• Exercise aim
Each line that contains the word "activities" counts once; give the total for the records below and nothing else.

Items from a figure collection
• • • • • • •
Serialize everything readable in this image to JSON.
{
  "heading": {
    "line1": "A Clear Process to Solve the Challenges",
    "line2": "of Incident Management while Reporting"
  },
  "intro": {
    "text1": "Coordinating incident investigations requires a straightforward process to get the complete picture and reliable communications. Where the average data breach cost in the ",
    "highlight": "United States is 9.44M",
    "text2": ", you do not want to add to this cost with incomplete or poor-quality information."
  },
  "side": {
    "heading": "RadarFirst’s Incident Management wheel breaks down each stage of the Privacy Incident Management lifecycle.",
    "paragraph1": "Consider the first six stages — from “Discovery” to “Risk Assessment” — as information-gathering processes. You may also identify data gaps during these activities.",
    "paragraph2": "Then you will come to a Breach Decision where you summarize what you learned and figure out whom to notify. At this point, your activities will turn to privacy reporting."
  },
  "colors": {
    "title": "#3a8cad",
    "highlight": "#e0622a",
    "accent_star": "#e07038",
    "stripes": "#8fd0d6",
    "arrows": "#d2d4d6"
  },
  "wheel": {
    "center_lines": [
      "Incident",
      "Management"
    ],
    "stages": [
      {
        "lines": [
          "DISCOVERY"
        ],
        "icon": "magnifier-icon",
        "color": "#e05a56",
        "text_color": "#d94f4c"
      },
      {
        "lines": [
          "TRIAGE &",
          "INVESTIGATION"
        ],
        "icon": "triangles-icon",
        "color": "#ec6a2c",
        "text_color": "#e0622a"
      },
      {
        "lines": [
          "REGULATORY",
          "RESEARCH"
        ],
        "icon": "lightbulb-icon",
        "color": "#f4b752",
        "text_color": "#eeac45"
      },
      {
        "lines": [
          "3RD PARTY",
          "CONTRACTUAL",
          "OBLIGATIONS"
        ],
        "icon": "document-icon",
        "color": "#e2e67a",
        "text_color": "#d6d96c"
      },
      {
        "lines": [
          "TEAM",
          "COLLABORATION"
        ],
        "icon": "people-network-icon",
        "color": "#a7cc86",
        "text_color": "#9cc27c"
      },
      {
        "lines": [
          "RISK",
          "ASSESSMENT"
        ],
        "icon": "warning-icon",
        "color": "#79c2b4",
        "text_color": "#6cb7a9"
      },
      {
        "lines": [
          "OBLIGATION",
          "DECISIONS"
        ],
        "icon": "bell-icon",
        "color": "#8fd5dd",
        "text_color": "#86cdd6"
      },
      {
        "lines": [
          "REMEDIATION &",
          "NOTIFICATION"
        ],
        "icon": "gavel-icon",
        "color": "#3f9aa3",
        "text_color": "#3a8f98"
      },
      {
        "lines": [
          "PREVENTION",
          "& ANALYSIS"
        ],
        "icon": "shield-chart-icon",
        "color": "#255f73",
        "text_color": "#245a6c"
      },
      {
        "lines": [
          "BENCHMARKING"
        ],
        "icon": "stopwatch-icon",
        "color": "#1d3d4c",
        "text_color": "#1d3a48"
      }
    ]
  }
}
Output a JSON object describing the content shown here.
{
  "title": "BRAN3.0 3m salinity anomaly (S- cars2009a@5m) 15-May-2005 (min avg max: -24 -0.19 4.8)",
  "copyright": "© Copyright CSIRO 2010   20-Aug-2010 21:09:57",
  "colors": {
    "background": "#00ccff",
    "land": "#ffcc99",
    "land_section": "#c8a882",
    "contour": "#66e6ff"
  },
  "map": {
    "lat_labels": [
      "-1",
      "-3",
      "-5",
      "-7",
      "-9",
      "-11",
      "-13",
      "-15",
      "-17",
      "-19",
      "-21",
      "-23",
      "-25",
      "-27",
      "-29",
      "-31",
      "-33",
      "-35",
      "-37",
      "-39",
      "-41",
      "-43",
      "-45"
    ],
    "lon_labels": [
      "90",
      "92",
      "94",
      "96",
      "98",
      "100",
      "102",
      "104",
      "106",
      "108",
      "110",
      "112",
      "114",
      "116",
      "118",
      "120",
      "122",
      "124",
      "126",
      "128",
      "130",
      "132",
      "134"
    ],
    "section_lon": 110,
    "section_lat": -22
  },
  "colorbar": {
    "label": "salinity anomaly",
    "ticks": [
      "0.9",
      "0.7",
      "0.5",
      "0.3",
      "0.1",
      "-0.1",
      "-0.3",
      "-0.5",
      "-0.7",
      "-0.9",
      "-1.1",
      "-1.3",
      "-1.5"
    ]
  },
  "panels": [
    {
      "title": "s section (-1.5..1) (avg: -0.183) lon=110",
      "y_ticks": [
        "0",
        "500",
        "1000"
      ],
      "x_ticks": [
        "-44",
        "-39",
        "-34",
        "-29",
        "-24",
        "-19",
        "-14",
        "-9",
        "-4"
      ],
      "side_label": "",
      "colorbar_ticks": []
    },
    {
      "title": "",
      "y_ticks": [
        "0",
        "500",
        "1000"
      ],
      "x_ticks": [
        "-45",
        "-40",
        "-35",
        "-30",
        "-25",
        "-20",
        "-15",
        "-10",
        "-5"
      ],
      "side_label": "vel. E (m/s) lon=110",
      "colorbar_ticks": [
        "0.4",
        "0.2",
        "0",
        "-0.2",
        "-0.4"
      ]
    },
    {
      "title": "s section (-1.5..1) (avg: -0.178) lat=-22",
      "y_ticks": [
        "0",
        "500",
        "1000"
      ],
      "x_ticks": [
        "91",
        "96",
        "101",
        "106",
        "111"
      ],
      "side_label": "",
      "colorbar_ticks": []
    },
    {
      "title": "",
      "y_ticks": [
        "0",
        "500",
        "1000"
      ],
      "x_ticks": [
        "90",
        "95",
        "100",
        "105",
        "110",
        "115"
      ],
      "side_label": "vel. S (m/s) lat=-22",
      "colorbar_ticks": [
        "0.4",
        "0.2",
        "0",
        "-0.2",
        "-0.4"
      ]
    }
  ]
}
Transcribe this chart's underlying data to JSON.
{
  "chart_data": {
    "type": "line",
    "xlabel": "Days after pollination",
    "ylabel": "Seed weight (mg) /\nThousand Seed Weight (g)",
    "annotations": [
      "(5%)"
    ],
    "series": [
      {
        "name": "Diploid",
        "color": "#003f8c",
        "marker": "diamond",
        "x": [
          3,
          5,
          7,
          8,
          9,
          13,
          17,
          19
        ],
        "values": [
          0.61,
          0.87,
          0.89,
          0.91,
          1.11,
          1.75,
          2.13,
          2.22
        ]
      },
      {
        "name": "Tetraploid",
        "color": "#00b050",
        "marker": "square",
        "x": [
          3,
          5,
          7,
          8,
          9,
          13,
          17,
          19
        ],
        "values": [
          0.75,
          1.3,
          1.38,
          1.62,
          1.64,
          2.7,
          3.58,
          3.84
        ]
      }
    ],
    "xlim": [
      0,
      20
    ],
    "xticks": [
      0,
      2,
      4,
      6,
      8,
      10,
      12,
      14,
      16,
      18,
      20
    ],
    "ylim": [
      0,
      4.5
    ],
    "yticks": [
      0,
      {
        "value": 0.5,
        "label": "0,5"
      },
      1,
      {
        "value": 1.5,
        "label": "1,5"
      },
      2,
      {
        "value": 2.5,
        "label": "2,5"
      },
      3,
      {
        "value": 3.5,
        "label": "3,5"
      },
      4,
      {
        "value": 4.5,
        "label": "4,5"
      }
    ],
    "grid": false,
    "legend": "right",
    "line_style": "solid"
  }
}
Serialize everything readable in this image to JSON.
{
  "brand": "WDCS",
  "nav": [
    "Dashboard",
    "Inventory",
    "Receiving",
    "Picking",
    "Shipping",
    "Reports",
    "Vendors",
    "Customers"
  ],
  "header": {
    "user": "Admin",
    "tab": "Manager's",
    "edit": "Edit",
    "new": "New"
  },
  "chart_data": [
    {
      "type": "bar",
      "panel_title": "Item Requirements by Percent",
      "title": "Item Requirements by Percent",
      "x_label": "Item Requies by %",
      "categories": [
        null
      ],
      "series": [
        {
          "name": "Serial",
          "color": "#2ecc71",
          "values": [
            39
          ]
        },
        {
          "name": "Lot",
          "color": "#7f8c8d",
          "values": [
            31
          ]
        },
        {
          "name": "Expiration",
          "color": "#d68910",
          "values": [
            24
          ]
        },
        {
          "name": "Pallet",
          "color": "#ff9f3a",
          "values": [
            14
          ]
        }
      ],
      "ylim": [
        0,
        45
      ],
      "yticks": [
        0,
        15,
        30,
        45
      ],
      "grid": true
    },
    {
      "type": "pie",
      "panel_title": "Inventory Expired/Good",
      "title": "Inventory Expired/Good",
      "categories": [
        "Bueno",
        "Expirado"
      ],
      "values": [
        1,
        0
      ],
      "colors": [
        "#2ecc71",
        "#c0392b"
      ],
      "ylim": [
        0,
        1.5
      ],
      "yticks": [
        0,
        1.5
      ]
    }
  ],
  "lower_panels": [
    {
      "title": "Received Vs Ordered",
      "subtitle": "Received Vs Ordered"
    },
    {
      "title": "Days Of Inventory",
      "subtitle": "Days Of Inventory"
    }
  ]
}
• • • • • • •
• Exercise result
2